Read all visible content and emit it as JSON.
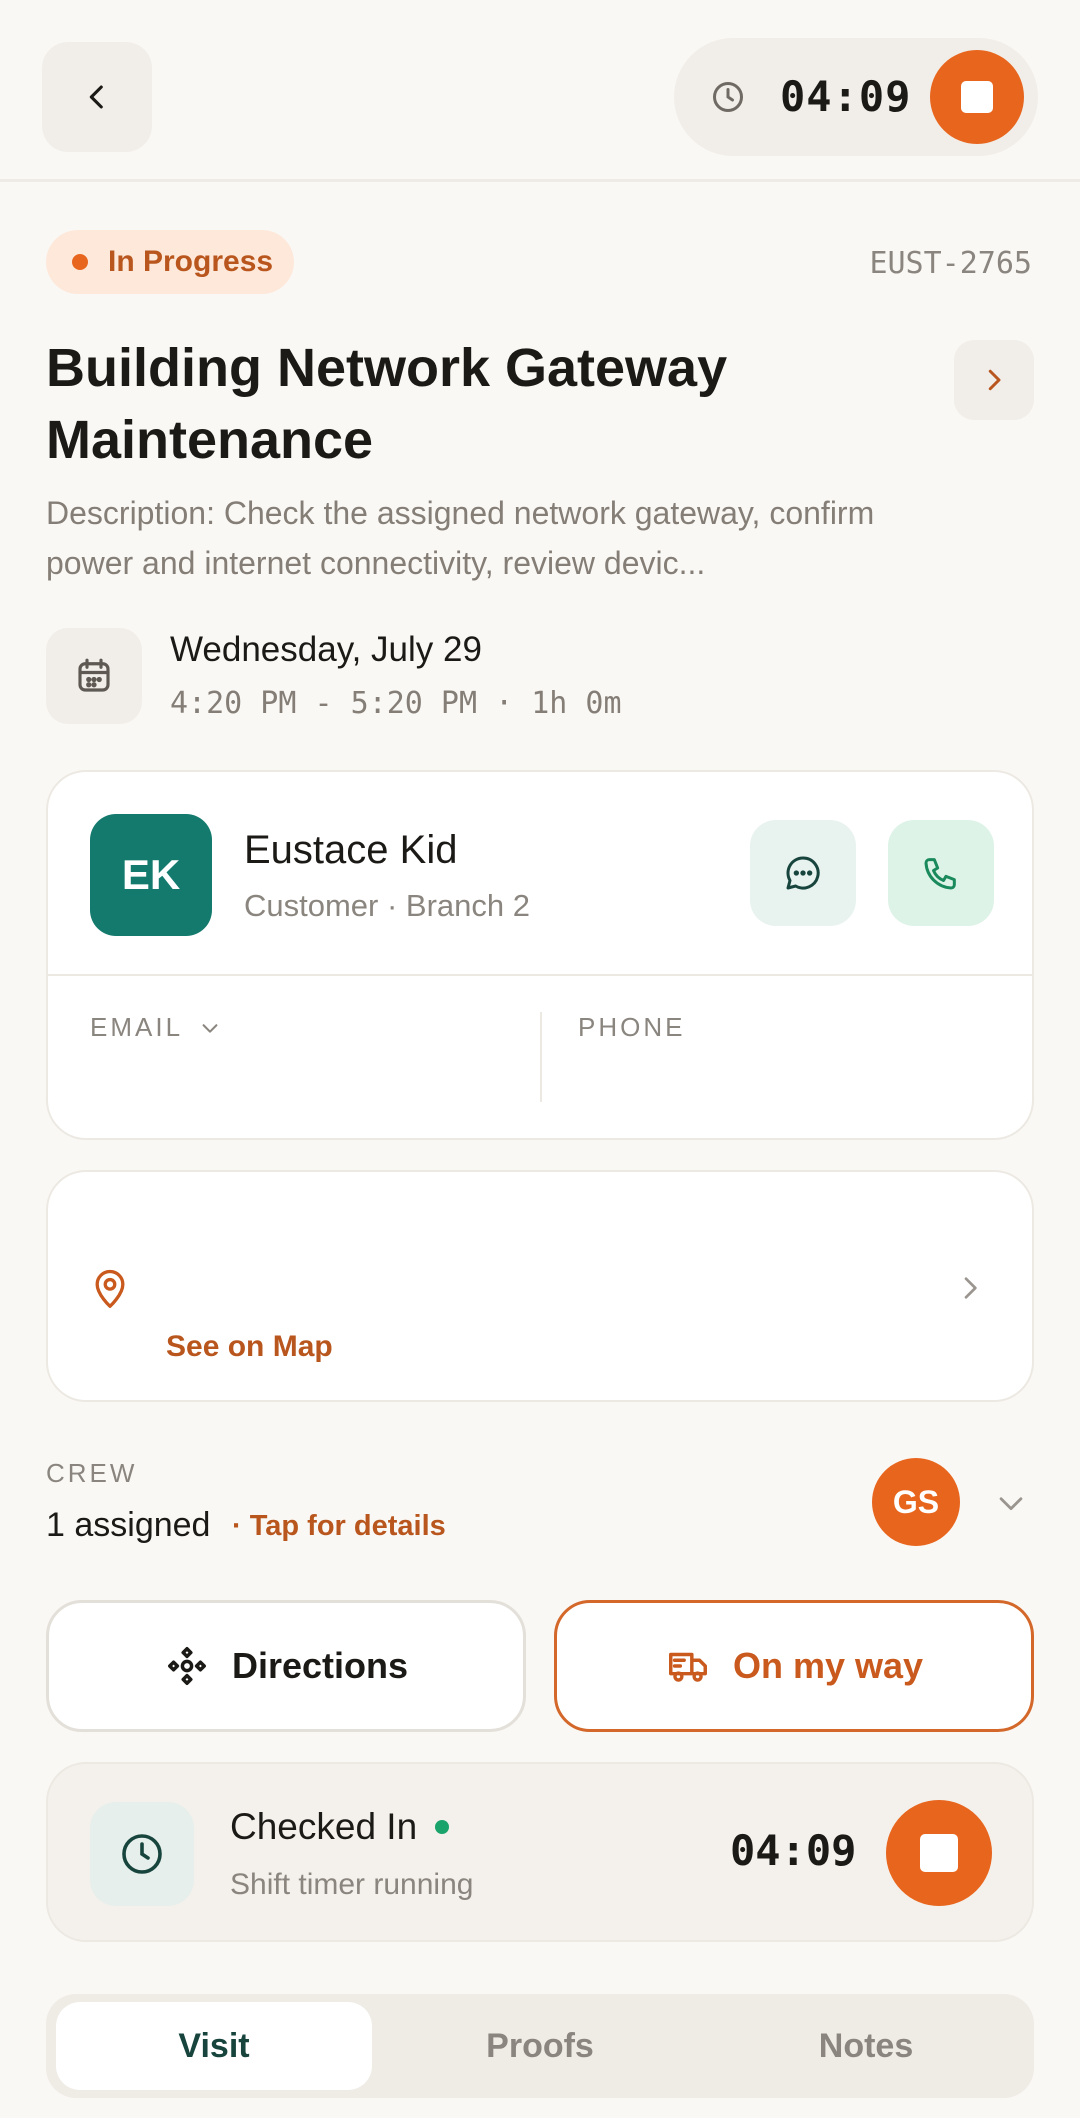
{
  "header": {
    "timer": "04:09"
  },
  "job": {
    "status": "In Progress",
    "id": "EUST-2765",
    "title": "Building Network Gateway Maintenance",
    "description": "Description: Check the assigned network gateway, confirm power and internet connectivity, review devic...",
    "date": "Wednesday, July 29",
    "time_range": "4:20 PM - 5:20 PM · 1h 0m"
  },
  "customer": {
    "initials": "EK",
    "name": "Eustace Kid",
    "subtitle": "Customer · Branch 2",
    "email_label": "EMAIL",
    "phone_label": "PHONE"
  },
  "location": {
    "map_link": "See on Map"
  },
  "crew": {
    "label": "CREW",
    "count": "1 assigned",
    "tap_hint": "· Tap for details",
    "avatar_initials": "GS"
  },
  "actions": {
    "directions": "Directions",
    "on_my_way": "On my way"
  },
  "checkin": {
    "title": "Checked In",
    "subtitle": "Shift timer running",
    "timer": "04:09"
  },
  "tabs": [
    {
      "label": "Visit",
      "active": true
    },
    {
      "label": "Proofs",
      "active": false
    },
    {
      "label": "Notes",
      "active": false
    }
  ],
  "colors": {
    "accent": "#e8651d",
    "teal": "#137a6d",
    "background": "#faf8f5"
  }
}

--------

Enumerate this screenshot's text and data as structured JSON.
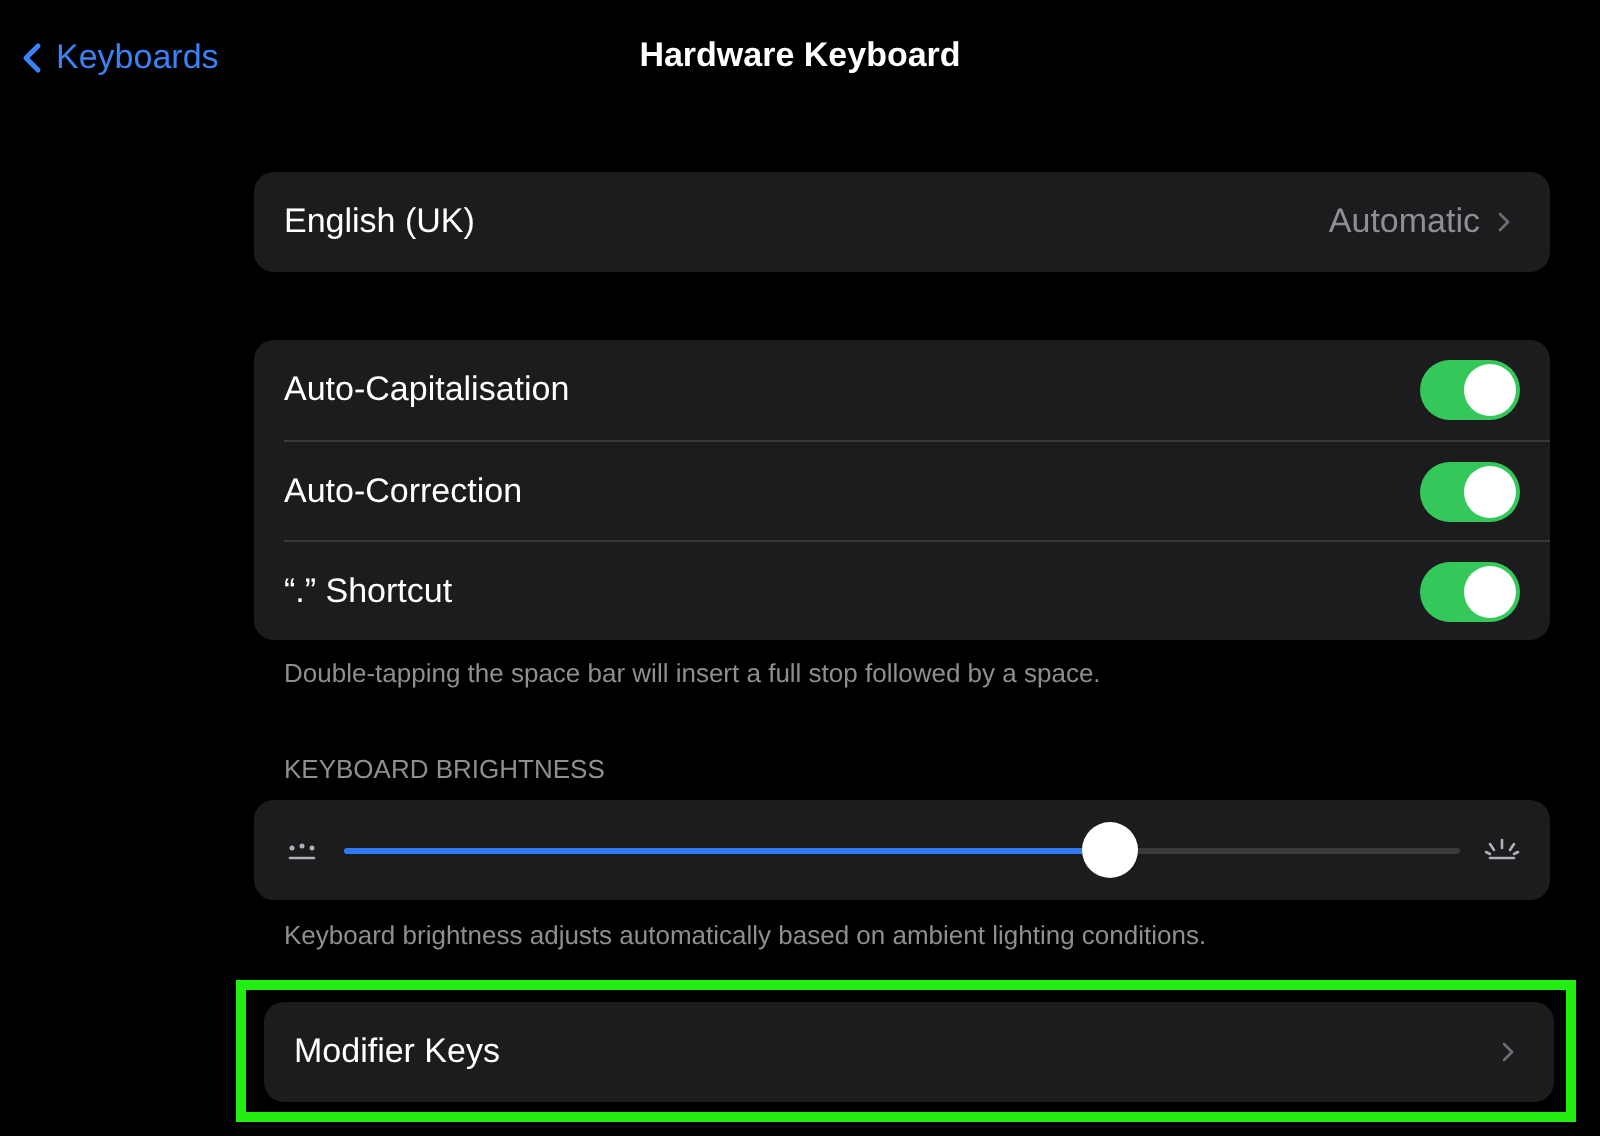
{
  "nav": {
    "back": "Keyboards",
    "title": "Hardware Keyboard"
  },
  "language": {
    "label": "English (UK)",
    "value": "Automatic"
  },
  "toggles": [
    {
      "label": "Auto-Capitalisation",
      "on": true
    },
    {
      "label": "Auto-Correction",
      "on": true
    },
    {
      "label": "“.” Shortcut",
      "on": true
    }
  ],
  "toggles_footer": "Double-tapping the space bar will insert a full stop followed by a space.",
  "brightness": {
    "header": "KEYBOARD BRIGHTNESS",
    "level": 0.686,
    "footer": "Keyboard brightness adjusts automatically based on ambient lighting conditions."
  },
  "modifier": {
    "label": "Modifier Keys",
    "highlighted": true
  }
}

--------

**TASK DIRECTIONS**
Scan the records for the string "subtitle". Copy each line in which it appears.

**SOLUTION FOR THIS EXERCISE**
    "subtitle": "Customer · Branch 2",
    "subtitle": "Shift timer running",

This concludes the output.